__Direction__.
In the entries below, identify every line with the string "document" and copy it.

__Source data__.
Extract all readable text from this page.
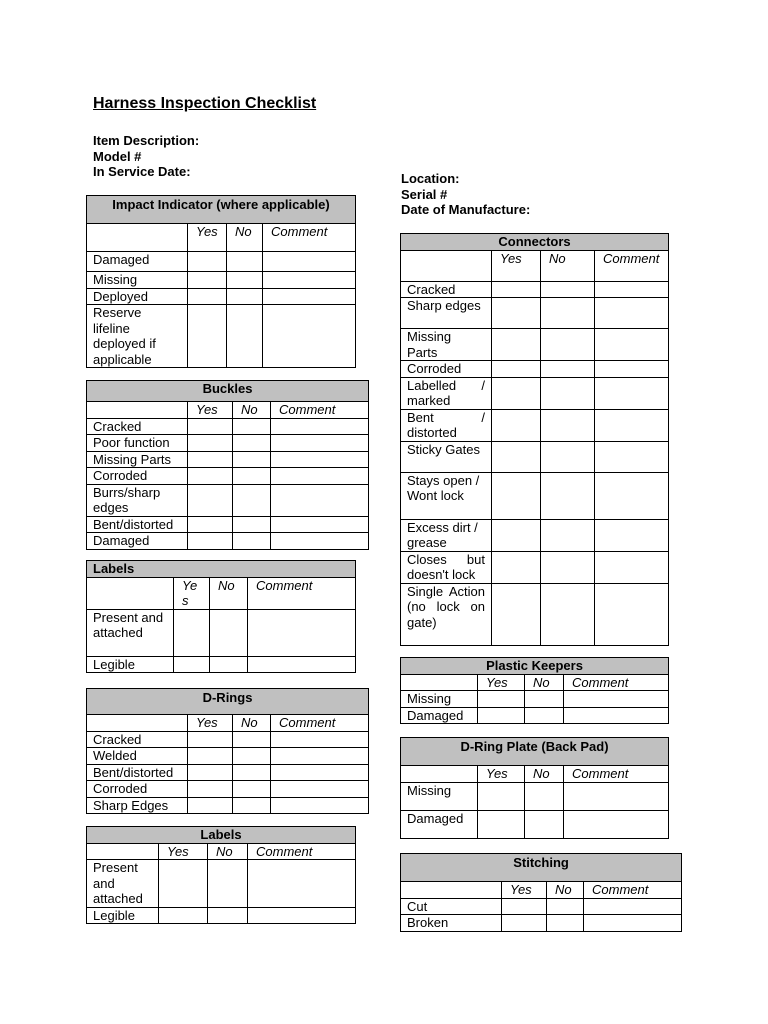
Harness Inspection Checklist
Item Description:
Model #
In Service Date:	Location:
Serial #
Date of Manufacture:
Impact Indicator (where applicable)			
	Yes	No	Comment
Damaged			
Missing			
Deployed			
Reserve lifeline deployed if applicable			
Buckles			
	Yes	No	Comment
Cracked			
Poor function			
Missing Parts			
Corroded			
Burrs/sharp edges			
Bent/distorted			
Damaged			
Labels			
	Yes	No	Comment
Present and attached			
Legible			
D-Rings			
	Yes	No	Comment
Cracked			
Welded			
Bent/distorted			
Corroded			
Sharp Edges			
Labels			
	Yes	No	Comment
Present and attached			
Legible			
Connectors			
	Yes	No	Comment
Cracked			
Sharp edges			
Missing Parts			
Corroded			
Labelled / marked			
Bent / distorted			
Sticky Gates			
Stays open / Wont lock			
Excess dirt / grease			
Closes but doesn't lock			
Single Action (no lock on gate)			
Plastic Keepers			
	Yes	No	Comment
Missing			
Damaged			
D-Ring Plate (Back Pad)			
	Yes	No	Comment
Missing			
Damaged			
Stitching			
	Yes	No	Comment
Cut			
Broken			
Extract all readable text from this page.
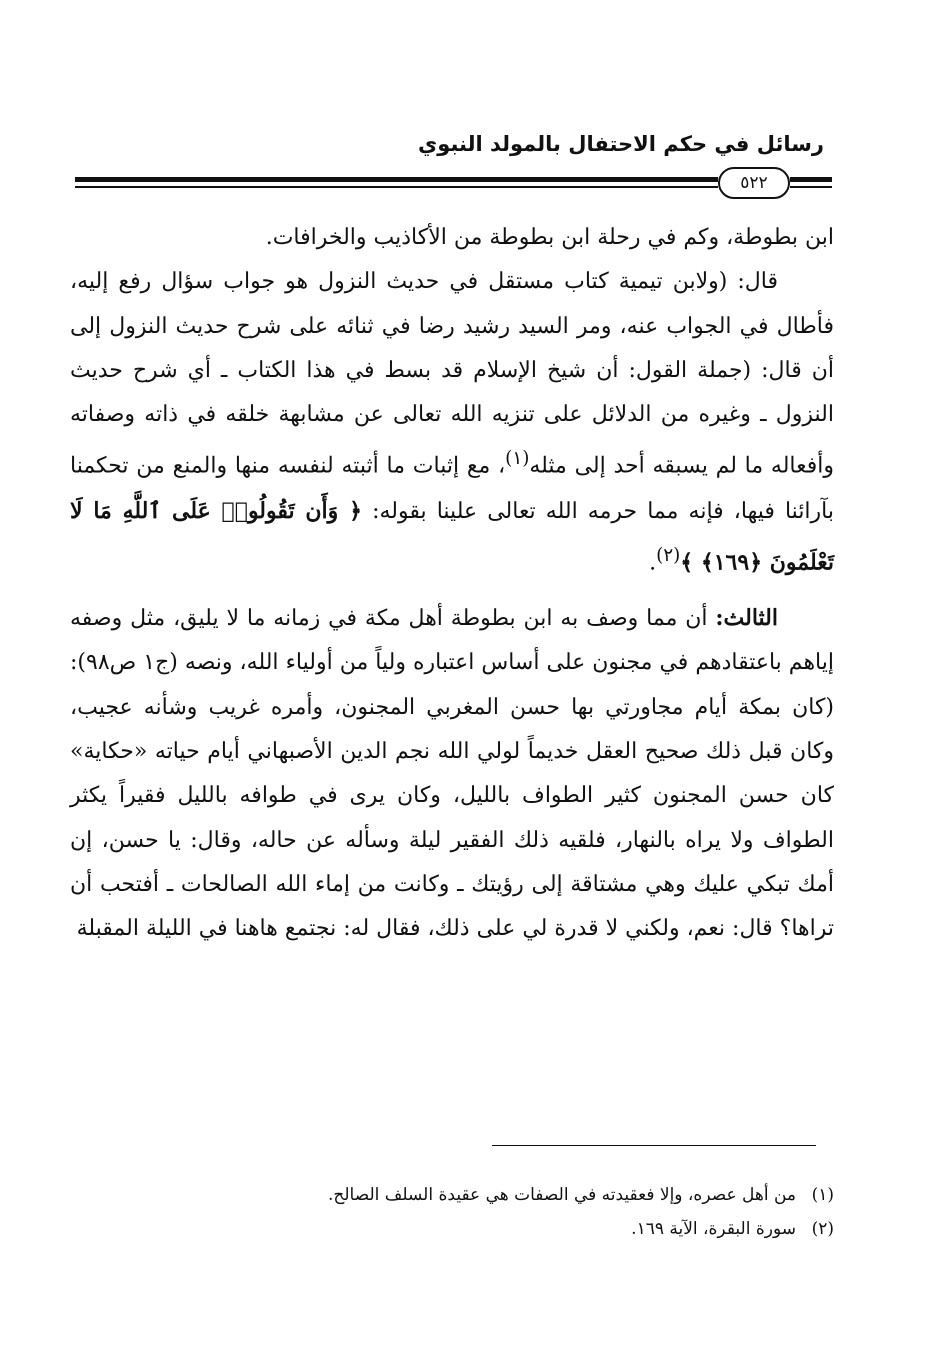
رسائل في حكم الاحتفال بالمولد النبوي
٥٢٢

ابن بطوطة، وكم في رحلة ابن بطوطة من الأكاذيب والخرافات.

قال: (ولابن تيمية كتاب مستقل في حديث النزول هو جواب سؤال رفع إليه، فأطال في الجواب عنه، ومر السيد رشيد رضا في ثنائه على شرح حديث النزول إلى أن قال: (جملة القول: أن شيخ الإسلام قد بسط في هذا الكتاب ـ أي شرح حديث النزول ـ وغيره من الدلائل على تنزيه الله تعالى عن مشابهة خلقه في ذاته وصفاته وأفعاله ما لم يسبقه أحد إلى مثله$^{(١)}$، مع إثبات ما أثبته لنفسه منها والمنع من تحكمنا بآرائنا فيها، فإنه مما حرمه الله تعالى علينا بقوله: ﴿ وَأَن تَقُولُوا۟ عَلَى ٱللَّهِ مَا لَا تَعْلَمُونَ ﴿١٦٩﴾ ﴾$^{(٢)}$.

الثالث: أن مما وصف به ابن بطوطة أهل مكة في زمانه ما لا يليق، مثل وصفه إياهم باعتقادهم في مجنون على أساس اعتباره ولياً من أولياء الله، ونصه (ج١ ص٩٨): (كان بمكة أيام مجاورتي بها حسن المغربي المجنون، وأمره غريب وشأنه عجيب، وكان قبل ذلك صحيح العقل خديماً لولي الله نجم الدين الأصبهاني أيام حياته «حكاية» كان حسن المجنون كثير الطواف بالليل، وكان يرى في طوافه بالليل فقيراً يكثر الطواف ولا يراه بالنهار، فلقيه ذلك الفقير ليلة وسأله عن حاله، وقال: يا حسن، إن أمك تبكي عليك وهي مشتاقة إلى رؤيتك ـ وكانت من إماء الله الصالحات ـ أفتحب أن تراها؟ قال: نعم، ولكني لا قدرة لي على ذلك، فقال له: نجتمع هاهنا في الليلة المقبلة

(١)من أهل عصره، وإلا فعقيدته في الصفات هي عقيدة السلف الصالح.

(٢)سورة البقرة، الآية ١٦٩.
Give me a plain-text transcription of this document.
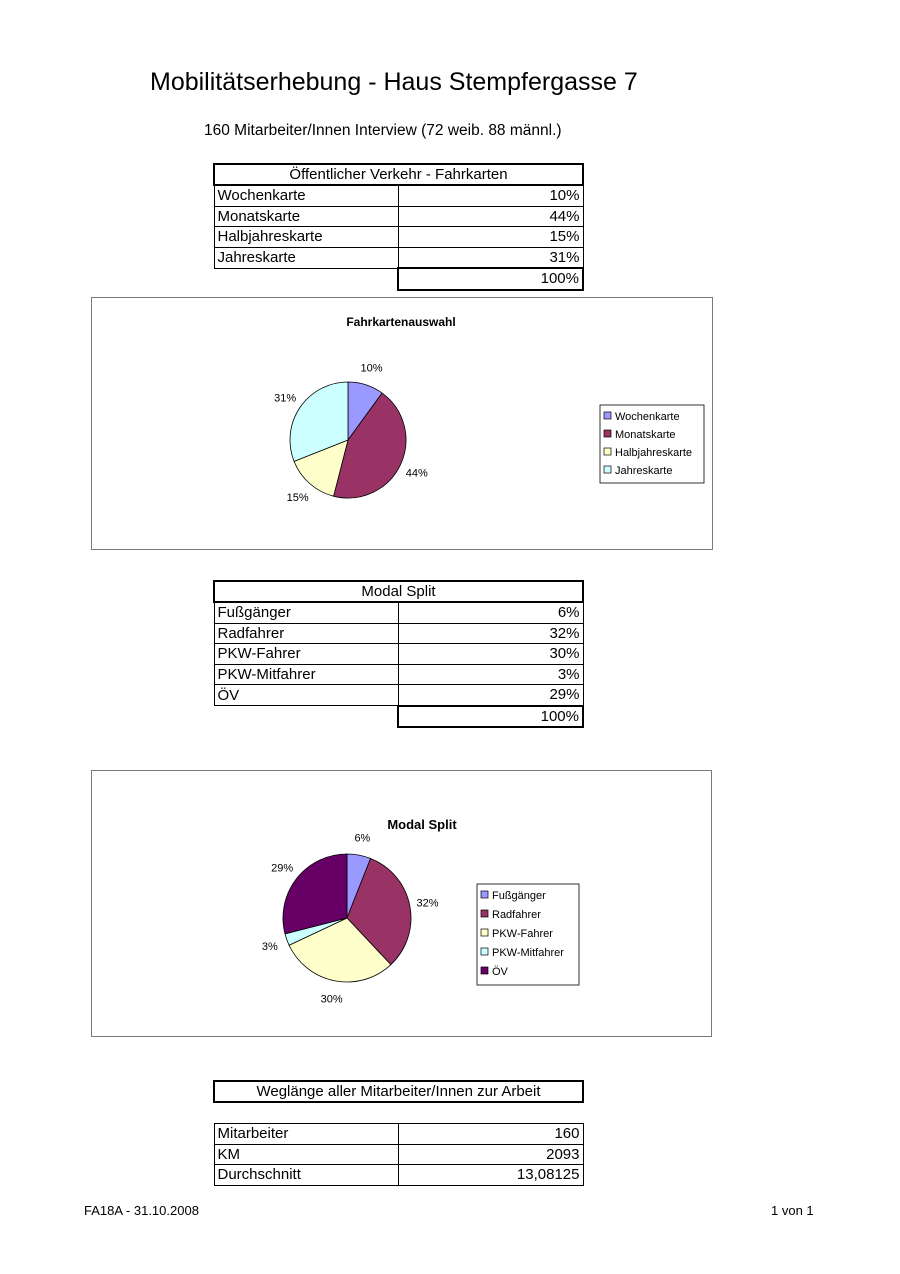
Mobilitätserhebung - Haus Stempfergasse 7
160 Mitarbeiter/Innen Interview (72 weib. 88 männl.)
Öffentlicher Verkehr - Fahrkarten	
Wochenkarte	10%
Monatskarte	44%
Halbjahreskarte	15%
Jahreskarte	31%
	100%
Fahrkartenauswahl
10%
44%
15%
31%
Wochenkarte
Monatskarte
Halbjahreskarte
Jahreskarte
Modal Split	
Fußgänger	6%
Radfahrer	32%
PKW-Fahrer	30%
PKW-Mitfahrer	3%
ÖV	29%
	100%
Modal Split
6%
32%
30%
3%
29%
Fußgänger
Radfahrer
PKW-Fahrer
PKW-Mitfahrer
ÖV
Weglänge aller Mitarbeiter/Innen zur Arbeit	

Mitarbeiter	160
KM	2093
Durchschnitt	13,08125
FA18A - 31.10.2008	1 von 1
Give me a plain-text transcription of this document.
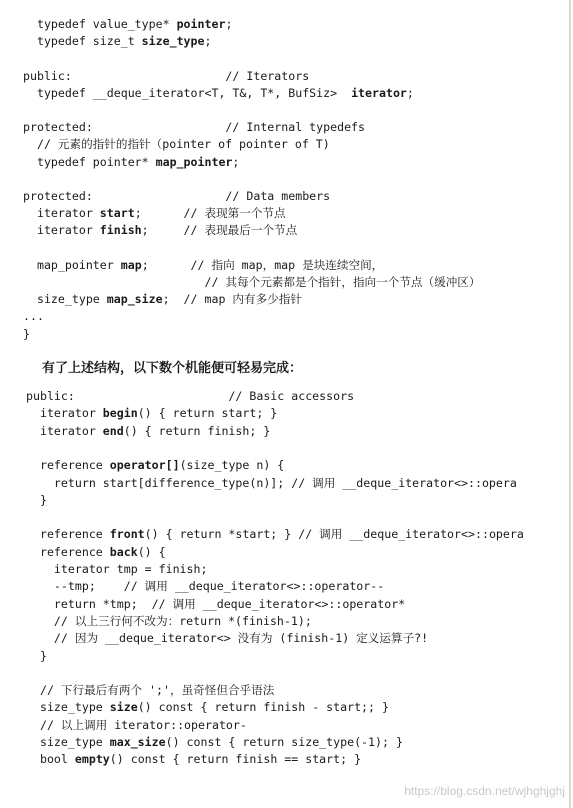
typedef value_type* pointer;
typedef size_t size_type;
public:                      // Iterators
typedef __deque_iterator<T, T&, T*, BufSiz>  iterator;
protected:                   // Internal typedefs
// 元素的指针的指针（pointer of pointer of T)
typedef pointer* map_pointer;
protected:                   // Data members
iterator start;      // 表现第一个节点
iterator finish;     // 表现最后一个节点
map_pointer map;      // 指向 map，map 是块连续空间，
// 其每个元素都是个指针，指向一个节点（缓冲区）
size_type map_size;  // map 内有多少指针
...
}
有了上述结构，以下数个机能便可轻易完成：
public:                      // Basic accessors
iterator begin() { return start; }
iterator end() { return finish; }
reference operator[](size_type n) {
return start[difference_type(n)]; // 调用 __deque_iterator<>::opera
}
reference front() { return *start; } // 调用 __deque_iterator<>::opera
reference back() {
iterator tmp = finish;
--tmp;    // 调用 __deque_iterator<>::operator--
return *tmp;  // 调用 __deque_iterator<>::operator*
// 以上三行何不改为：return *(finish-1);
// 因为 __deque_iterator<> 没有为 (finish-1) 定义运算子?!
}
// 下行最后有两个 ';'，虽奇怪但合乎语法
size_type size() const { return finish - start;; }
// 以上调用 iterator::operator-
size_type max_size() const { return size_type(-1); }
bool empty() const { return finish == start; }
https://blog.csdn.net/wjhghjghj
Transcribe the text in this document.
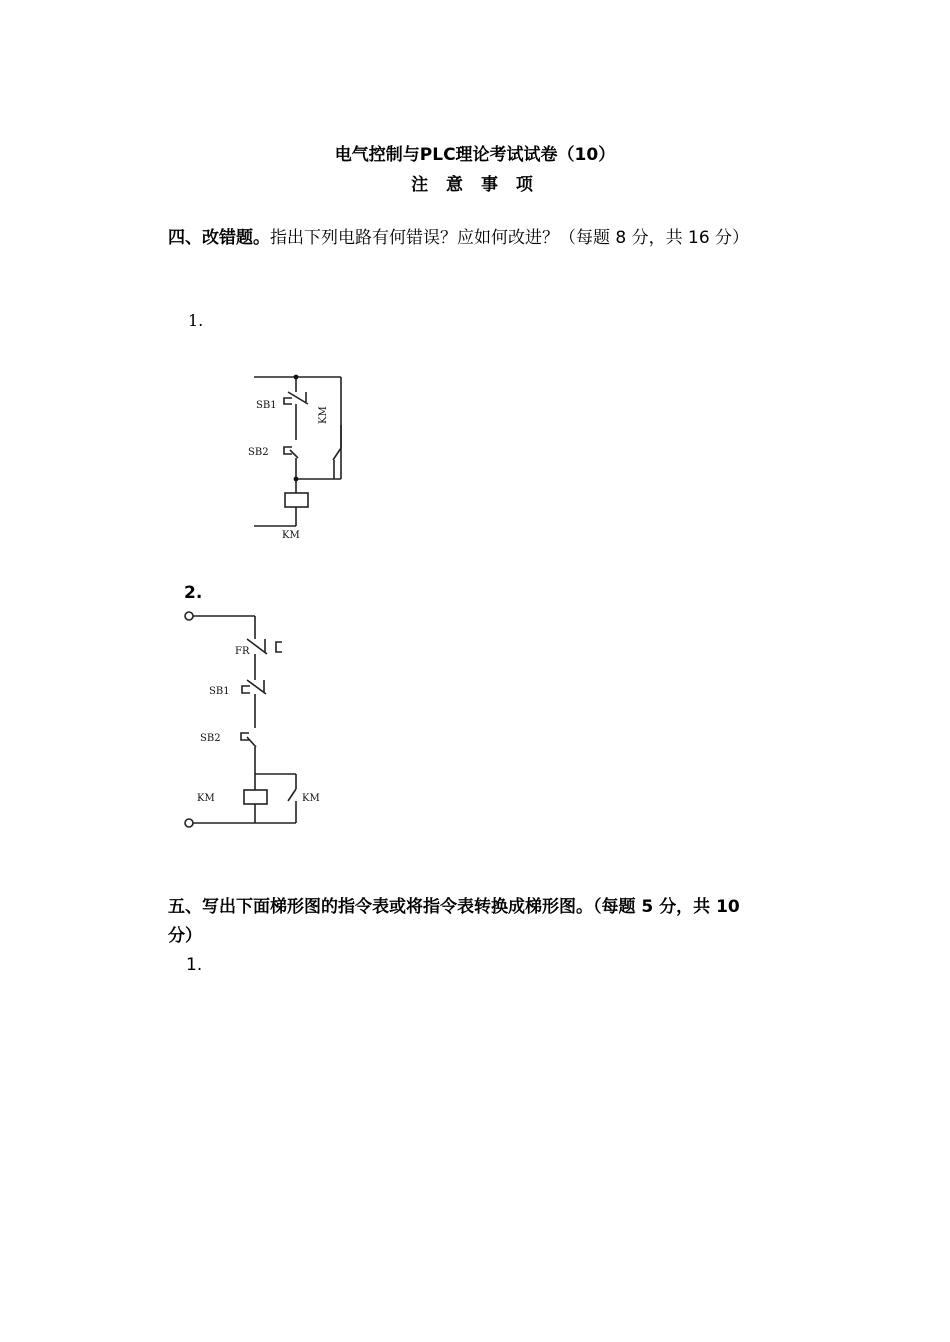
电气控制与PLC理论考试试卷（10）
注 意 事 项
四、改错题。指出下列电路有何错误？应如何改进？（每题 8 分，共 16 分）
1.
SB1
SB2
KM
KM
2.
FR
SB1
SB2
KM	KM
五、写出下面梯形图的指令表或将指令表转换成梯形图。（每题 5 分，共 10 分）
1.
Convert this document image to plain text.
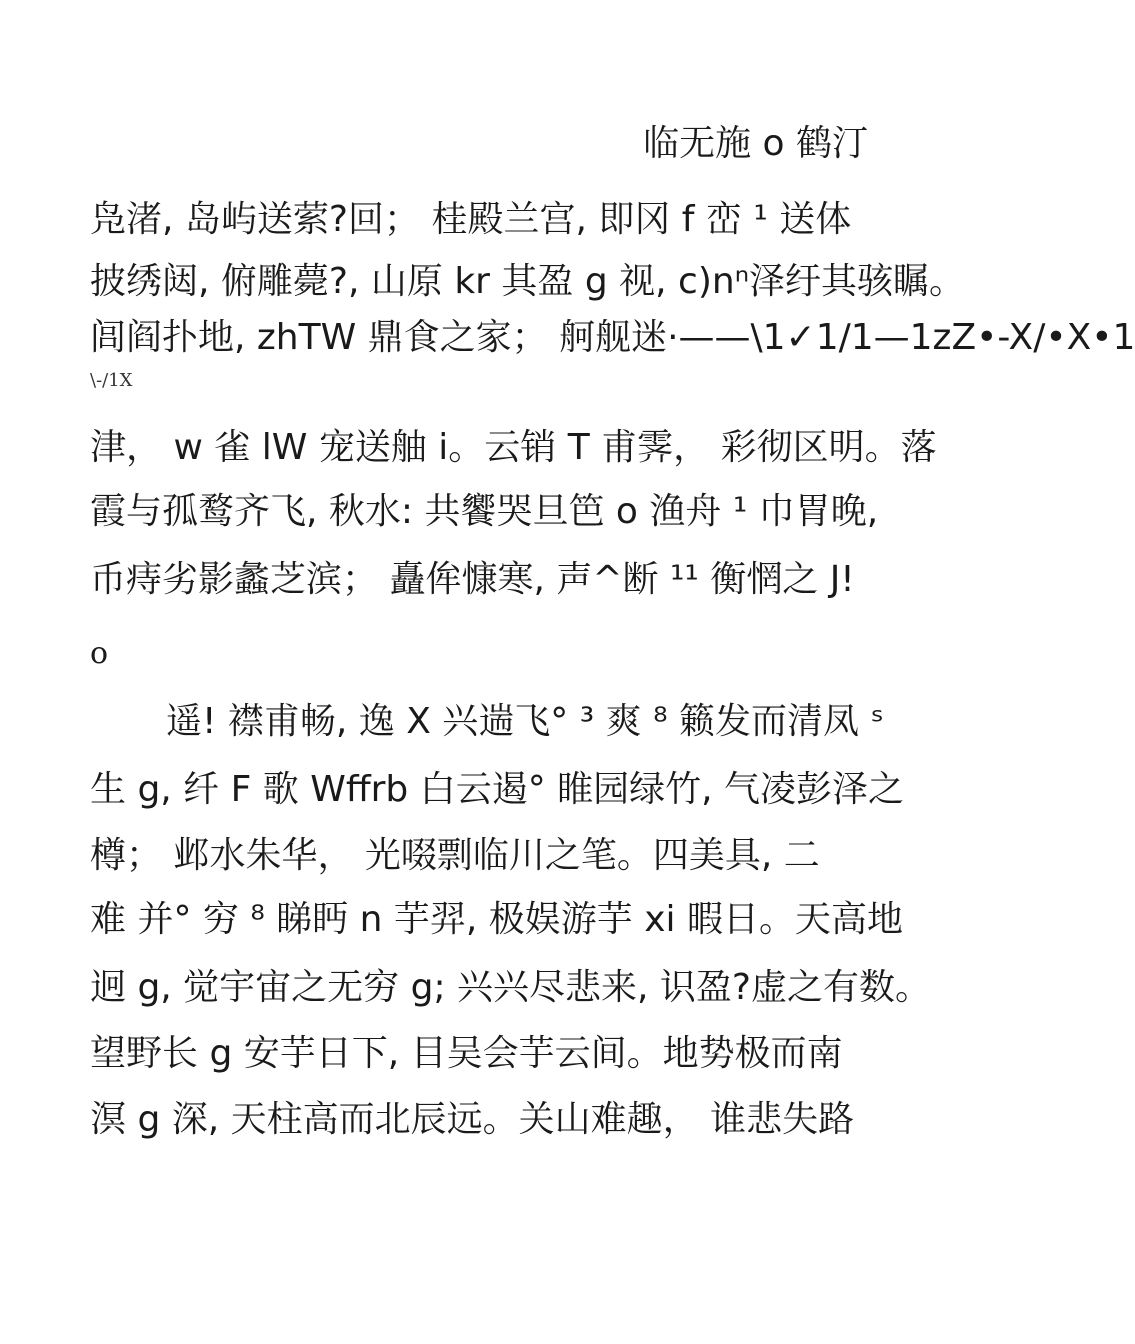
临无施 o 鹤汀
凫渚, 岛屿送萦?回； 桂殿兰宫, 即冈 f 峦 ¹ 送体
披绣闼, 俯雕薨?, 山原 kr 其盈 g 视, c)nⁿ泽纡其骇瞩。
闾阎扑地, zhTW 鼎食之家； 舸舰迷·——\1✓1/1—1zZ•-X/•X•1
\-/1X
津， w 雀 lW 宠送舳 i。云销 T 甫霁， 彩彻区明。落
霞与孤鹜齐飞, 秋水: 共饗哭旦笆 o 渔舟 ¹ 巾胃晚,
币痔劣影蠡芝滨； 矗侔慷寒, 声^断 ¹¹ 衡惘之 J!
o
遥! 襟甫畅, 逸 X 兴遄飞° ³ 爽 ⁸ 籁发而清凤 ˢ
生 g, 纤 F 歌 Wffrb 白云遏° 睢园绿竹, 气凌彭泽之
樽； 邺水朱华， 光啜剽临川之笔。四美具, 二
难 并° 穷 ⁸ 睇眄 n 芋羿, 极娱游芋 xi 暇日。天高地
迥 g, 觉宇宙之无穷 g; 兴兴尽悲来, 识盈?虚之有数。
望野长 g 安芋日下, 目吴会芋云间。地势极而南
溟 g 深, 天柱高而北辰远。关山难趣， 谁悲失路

__Solution to this problem__.
Give me a plain-text transcription of this document.
Give me a plain-text transcription of this document.
Transcribe the text in this document.
Convert this document image to plain text.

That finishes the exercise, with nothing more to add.